# Start of Task data

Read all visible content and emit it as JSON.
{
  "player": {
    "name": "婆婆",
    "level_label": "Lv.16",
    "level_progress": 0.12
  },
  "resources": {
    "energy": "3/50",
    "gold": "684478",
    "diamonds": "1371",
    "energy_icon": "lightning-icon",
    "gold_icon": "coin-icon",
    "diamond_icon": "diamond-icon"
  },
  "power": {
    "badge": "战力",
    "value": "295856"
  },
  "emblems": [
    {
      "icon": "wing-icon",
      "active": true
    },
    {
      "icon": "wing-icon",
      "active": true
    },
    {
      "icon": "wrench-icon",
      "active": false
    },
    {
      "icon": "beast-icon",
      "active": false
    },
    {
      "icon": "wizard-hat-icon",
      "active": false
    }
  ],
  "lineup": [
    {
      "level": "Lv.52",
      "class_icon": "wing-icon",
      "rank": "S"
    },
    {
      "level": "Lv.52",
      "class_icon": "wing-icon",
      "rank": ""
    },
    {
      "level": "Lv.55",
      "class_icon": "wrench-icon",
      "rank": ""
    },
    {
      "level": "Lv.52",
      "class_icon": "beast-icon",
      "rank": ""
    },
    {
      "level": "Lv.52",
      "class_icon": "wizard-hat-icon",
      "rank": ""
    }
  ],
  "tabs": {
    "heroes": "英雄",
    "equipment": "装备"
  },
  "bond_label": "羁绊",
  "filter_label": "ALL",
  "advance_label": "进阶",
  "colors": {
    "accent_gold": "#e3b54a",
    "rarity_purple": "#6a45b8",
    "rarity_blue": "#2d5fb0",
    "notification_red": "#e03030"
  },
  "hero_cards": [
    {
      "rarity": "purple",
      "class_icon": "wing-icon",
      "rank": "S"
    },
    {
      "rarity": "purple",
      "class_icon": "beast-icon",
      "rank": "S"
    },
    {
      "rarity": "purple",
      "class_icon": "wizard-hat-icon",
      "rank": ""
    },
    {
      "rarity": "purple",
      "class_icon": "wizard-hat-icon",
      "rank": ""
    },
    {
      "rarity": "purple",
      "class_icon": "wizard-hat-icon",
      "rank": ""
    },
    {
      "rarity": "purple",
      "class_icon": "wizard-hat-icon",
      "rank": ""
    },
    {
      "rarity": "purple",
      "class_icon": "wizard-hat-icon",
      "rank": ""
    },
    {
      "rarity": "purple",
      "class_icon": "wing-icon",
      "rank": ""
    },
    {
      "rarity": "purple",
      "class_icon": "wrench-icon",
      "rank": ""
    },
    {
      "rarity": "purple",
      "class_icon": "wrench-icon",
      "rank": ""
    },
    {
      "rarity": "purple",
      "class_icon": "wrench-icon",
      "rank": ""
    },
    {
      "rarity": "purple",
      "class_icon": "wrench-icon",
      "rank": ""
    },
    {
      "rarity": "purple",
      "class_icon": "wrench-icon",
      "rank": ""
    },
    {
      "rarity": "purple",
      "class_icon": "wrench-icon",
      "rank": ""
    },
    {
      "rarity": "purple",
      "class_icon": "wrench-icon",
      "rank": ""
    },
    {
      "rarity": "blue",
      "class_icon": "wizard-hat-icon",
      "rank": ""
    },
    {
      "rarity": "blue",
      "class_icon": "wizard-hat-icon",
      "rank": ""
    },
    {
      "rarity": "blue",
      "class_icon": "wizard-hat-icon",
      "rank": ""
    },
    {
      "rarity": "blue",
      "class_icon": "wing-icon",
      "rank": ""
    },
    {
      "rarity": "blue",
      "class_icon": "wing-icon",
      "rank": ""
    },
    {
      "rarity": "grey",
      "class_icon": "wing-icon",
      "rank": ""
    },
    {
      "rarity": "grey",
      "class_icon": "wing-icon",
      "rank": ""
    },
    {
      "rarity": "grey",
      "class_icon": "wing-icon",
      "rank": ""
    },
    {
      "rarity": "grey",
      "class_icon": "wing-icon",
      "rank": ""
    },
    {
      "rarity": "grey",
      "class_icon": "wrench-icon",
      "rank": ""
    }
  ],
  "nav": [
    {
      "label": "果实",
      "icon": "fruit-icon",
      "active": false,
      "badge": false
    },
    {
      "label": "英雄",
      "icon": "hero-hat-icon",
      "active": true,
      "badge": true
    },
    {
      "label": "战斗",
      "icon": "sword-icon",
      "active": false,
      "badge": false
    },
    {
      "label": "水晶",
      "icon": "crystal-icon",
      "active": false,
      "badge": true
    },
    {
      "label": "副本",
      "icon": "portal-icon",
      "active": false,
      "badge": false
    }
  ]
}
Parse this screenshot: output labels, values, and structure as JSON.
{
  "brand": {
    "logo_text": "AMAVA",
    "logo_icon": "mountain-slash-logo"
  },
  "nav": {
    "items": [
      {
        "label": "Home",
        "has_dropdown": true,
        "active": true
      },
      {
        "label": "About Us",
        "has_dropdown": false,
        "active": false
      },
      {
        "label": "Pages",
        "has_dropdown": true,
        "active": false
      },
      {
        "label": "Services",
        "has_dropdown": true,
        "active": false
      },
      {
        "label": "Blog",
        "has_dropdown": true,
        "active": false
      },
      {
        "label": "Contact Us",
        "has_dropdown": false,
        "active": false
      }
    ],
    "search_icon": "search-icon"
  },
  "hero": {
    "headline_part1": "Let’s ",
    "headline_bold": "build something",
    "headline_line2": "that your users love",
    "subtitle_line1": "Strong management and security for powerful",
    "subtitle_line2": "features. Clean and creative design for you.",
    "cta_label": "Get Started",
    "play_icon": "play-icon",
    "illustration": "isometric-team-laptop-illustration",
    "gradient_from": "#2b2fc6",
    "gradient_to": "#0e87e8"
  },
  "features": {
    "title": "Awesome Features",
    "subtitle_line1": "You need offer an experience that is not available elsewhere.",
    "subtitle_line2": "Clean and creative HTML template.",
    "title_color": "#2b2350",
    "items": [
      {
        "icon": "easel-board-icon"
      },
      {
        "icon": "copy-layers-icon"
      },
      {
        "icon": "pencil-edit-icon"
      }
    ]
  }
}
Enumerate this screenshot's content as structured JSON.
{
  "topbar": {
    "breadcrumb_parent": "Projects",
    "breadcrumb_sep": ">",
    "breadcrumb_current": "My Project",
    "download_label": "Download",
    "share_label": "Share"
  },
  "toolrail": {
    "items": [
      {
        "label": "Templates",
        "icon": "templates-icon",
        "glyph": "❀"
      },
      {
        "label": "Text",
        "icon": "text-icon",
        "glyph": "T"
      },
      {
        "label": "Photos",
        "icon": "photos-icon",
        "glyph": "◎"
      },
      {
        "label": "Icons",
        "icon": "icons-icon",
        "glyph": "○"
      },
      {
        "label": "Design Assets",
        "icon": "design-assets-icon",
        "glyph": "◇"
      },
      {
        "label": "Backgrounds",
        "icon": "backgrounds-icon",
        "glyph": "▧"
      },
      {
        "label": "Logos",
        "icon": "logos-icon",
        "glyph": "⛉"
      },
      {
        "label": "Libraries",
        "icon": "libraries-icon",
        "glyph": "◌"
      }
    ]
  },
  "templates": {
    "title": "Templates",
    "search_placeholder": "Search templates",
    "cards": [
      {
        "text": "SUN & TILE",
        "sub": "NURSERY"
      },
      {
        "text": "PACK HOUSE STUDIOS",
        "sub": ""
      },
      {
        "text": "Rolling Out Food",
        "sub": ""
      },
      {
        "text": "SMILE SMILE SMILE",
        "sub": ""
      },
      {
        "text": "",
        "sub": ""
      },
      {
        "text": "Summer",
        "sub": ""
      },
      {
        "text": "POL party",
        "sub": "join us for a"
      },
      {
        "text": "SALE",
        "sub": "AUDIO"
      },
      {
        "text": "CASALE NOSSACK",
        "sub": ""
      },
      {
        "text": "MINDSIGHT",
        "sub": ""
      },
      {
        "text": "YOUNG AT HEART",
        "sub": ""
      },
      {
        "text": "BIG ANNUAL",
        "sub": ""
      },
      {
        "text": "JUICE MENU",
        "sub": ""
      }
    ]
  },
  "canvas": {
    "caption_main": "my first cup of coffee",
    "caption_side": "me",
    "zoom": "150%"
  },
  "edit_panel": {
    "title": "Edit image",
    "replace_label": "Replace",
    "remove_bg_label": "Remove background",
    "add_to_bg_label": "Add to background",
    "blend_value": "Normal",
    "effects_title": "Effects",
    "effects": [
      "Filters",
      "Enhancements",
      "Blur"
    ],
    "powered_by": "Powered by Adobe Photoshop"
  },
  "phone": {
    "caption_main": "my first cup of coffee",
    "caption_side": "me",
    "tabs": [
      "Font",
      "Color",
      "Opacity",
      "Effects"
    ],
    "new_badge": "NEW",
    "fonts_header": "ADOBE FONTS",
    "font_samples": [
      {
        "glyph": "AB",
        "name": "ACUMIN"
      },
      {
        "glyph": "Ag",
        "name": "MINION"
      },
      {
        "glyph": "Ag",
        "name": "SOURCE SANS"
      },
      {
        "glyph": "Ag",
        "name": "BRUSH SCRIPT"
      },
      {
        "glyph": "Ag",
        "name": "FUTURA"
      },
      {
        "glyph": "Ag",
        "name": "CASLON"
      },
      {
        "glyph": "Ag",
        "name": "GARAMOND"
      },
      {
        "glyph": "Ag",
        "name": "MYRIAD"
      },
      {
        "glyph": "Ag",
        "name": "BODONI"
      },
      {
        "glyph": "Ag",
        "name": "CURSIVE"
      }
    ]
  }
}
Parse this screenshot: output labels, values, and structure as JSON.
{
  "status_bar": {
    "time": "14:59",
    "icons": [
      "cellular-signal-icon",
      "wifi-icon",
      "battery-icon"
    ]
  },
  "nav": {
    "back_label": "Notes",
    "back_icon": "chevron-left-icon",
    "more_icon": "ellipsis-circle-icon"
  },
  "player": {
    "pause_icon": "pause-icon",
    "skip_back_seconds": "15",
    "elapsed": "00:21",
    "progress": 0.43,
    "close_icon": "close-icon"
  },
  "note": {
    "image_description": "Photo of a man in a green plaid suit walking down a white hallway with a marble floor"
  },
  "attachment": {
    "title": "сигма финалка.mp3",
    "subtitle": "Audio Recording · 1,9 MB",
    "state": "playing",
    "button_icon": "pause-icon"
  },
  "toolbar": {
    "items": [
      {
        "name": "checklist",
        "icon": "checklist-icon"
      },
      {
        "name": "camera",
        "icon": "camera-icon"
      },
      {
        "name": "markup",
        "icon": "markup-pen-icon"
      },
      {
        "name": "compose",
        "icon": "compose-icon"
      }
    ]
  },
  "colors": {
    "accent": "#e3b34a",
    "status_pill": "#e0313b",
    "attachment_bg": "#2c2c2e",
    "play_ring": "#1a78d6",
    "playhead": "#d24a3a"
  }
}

# End of Task data

From the listing above, copy every line that includes the word "JSON".

**Solution for this task**
Read all visible content and emit it as JSON.
Parse this screenshot: output labels, values, and structure as JSON.
Enumerate this screenshot's content as structured JSON.
Parse this screenshot: output labels, values, and structure as JSON.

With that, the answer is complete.